- _Source_
Lors du dîner organisé à Pyongyang. Photo fournie par l’agence officielle de presse nord-coréenne. / KCNA / REUTERS

La Corée du Sud poursuit sa délicate entremise entre la Corée du Nord et les Etats-Unis malgré une défiance exacerbée. La délégation sud-coréenne envoyée pour deux jours à Pyongyang est revenue mardi 6 mars en Corée du Sud avant de s’envoler vers Washington pour un débriefing avec l’administration Trump.

Cette visite était la première d’une délégation sud-coréenne en République populaire démocratique de Corée (RPDC, nom officiel de la Corée du Nord) depuis la fin, en 2007, de la politique dite du « rayon de soleil » de rapprochement intercoréen. « La Corée du Nord semble avoir attaché de l’importance à la venue de nos envoyés spéciaux », s’est félicité le ministère sud-coréen de l’unification.

Les dix membres de la délégation, dont Chung Eui-yong, le conseiller à la sécurité nationale du président sud-coréen Moon Jae-in, et Suh Hoon, le directeur du NIS, les services de renseignement, ont été conviés à un dîner, lundi 5 mars, avec Kim Jong-un. Pour la première fois depuis l’arrivée au pouvoir du dirigeant en décembre 2011, des officiels sud-coréens ont pu s’entretenir avec lui.

Organisé au siège du Parti du travail, au pouvoir en RPDC, ce repas a également réuni, côté nord-coréen, Ri Sol-ju, l’épouse de Kim Jong-un, Kim Yo-jong, sa sœur, et Kim Yong-chol, le responsable des relations avec le Sud. « [Il] s’est déroulé dans une atmosphère chaleureuse, animée de sentiments confraternels », s’est félicitée l’agence officielle nord-coréenne KCNA.

Selon KCNA, Kim Jong-un a « discuté en profondeur des moyens d’apaiser les vives tensions dans la péninsule coréenne et d’entamer un dialogue par de multiples voies, d’établir des contacts, une coopération et des échanges ».

Cette visite répondait à celle de Kim Yo-jong en Corée du Sud pour l’ouverture des JO de Pyeongchang, le 9 février. A cette occasion, celle qui est aussi chargée des activités du dirigeant nord-coréen et siège au bureau politique du Parti du travail avait remis une invitation à se rendre dans le Nord à Moon Jae-in. La délégation sud-coréenne était également porteuse d’une lettre de Moon Jae-in pour Kim Jong-un. Le dirigeant aurait déclaré, pendant le dîner, que les JO avaient contribué à créer une atmosphère de réconciliation, d’unité et de dialogue intercoréen.

- _Votre objectif_
Dans l'article sur la visite à Pyongyang, remplacez « rayon de soleil » par « main tendue » et recopiez le passage allant de « Cette visite était » à « sud-coréen de l’unification. ».

- _Extrait des données_
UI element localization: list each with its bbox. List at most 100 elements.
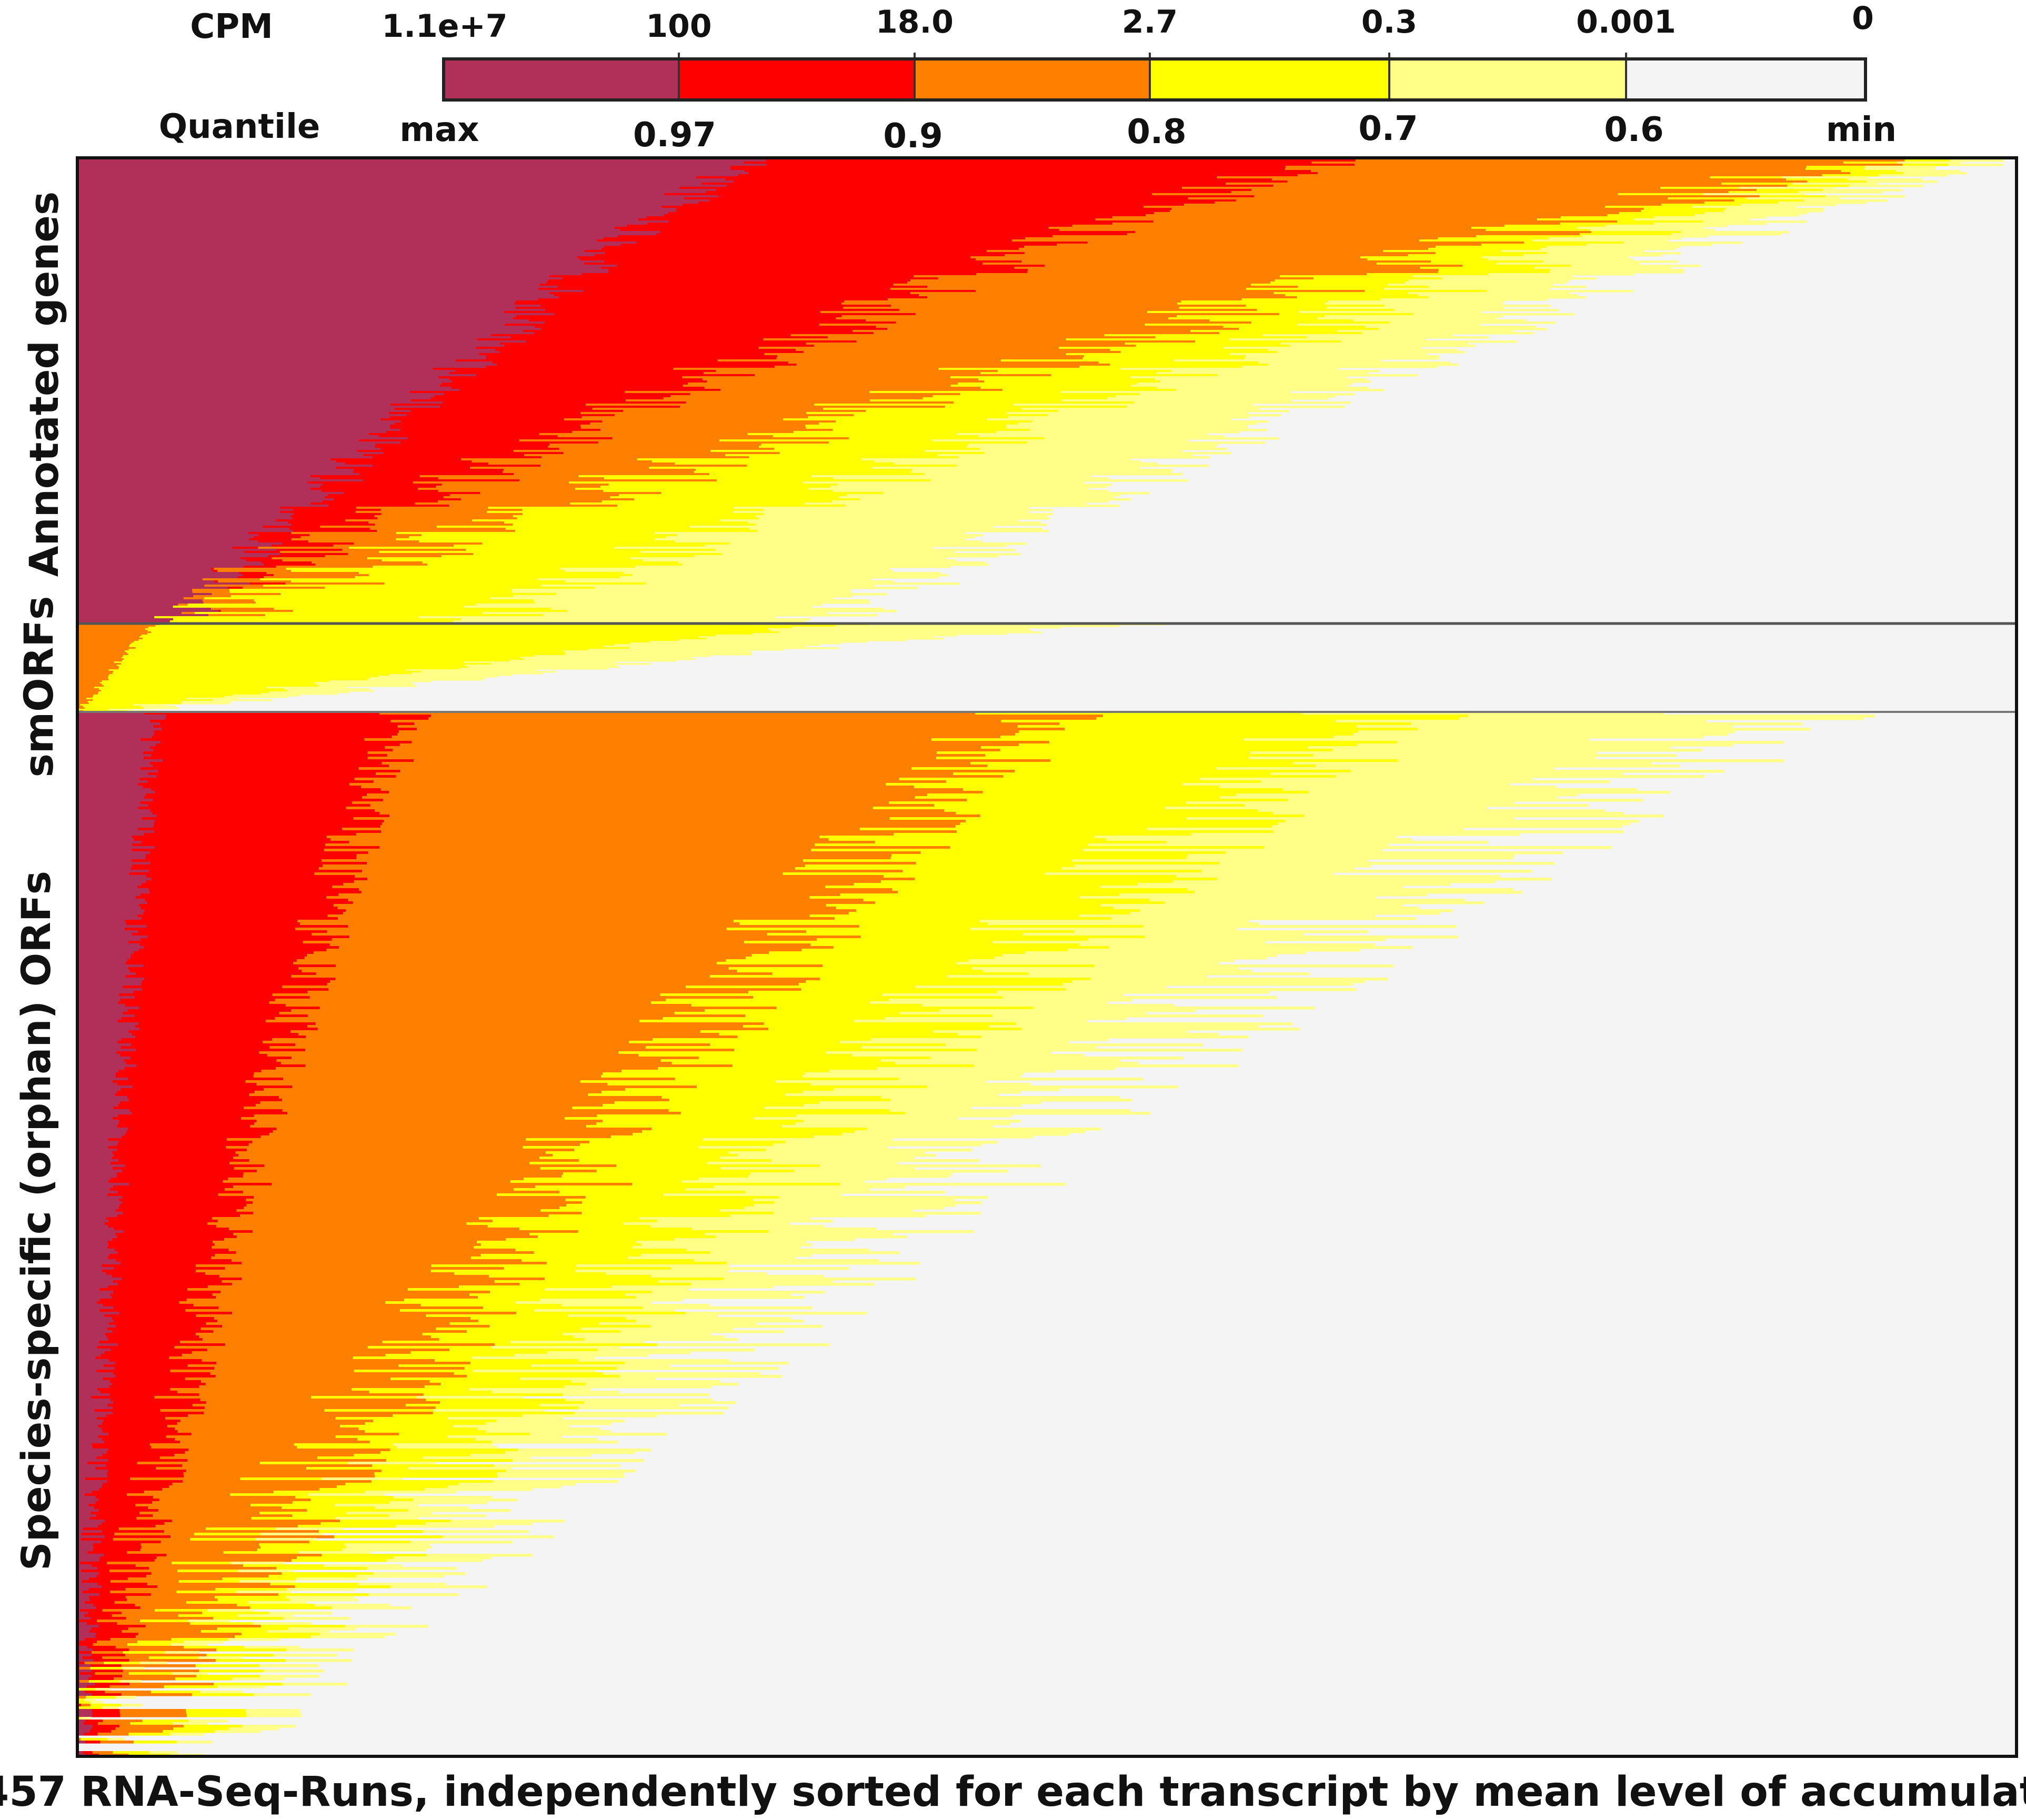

- _Résultat attendu_
Cette visite était la première d’une délégation sud-coréenne en République populaire démocratique de Corée (RPDC, nom officiel de la Corée du Nord) depuis la fin, en 2007, de la politique dite du « main tendue » de rapprochement intercoréen. « La Corée du Nord semble avoir attaché de l’importance à la venue de nos envoyés spéciaux », s’est félicité le ministère sud-coréen de l’unification.